=== Exercise aim ===
Give only the number of lines in the data that include the string "document".

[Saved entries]
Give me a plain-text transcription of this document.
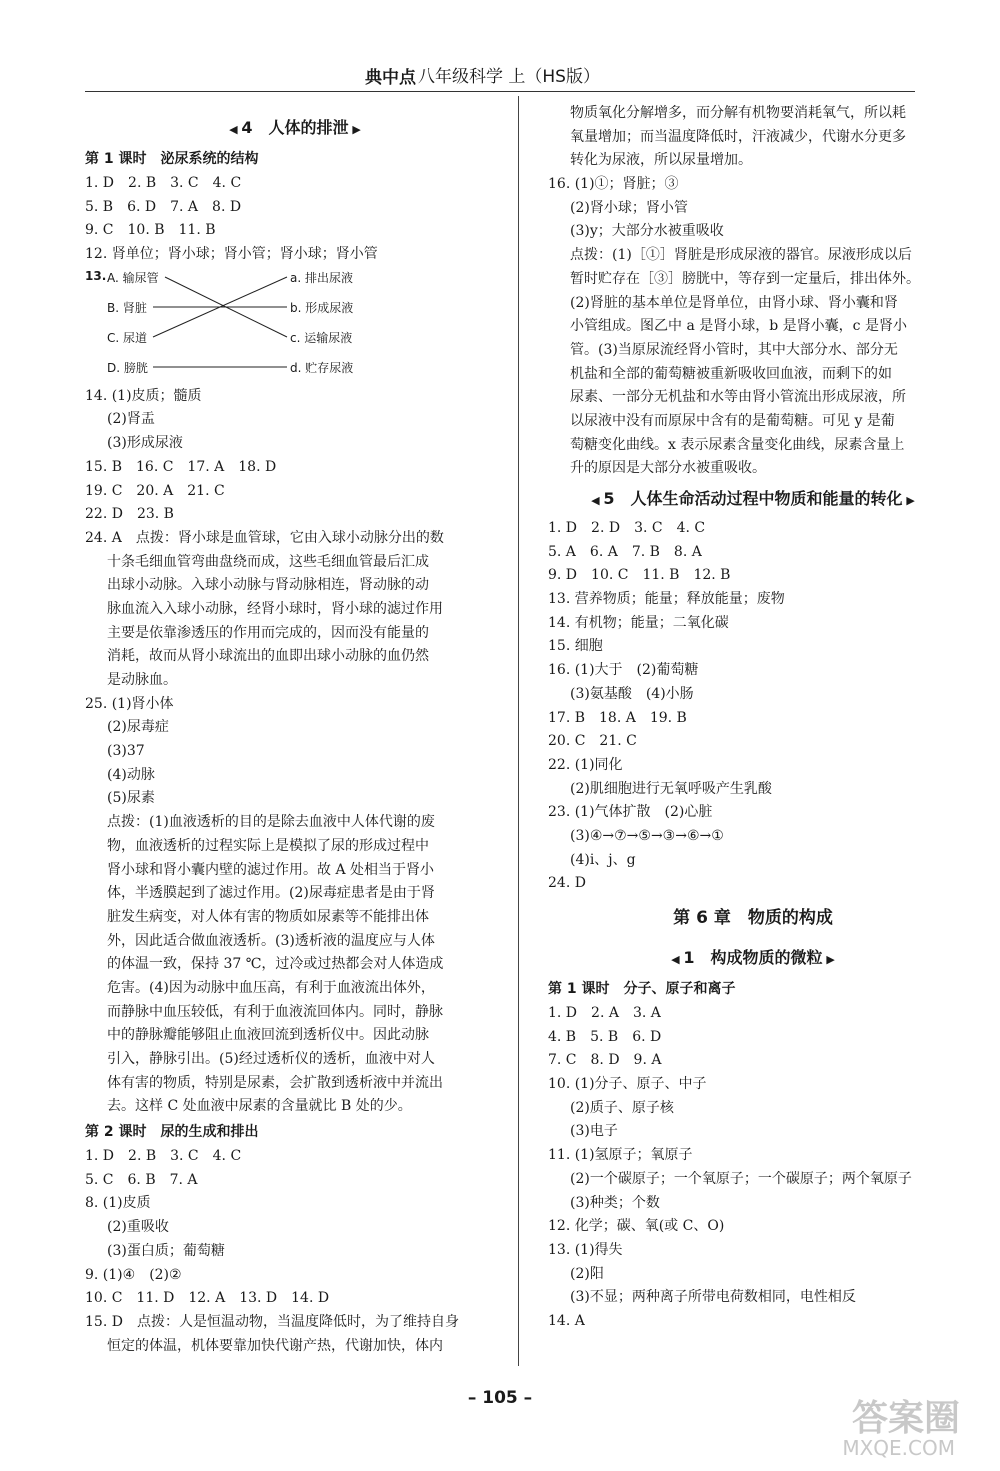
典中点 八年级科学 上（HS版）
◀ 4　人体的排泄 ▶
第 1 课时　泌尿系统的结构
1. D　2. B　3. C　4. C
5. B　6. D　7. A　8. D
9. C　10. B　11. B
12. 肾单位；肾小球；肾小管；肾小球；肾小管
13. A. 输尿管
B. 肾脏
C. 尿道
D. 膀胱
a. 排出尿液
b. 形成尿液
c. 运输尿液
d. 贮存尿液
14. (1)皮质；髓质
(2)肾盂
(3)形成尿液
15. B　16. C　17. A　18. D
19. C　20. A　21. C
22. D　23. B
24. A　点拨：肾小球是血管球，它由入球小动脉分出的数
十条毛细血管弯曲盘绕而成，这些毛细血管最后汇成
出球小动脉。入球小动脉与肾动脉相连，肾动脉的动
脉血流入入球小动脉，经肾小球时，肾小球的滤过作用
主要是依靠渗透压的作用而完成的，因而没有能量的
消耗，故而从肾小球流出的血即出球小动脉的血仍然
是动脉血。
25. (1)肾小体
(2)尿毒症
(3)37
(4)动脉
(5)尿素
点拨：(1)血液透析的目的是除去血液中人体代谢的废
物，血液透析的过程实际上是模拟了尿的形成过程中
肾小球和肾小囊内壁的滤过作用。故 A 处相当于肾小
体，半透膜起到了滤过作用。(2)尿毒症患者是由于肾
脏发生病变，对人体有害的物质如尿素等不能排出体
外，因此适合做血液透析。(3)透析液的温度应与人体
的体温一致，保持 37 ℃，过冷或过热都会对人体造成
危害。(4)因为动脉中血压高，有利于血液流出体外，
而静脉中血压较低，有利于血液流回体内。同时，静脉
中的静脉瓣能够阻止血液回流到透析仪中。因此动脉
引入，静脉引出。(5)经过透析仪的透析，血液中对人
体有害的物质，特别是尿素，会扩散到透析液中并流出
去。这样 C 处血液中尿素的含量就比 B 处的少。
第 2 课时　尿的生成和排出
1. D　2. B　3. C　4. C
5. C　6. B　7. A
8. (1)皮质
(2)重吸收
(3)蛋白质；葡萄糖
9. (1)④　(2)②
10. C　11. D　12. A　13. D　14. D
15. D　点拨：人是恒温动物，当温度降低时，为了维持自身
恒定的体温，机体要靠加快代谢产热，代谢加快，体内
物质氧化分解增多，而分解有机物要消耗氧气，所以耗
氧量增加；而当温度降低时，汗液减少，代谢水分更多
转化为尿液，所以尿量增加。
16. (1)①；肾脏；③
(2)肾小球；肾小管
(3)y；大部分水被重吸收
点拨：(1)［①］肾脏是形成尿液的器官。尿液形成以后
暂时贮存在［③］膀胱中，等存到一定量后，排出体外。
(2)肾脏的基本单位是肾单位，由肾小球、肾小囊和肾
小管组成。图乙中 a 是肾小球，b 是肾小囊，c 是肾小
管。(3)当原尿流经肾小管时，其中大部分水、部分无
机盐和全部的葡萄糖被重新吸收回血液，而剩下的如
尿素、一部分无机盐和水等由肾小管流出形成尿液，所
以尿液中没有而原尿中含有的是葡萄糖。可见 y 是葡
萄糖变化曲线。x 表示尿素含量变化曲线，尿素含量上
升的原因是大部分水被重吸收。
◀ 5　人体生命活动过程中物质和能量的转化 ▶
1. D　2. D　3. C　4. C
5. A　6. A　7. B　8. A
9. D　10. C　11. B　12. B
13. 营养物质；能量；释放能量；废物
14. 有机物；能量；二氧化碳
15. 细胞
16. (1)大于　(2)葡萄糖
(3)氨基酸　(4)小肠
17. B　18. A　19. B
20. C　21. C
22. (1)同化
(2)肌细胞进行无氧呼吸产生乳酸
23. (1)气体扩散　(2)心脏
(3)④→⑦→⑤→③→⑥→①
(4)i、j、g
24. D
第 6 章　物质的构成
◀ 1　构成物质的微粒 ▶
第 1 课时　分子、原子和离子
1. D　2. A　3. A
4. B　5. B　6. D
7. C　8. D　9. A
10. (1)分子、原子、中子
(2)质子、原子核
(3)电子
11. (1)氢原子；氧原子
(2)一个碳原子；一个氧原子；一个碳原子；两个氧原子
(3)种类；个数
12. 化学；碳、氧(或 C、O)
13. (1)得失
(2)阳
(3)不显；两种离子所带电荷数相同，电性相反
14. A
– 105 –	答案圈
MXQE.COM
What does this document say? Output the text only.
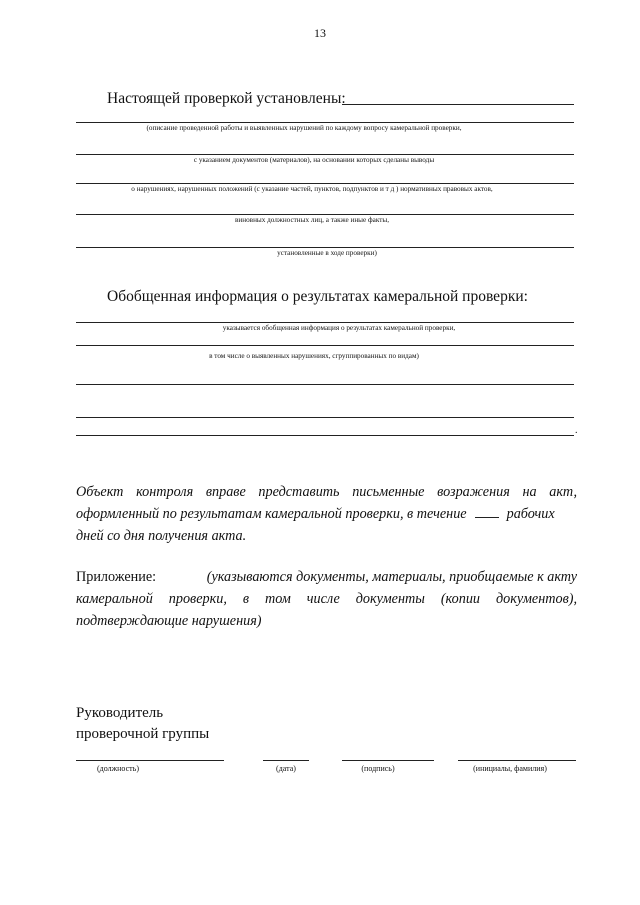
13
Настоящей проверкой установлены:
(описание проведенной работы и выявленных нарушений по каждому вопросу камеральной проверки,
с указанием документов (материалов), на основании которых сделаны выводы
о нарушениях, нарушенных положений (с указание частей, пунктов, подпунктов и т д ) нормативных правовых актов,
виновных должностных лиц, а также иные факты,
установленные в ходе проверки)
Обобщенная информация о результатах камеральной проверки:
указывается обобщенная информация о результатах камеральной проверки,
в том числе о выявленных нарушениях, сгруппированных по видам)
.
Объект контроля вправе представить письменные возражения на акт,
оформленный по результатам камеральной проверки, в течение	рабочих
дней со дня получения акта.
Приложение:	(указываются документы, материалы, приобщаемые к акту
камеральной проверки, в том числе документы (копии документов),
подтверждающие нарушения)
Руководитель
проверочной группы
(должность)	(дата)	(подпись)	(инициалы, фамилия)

=== Expected answer ===
2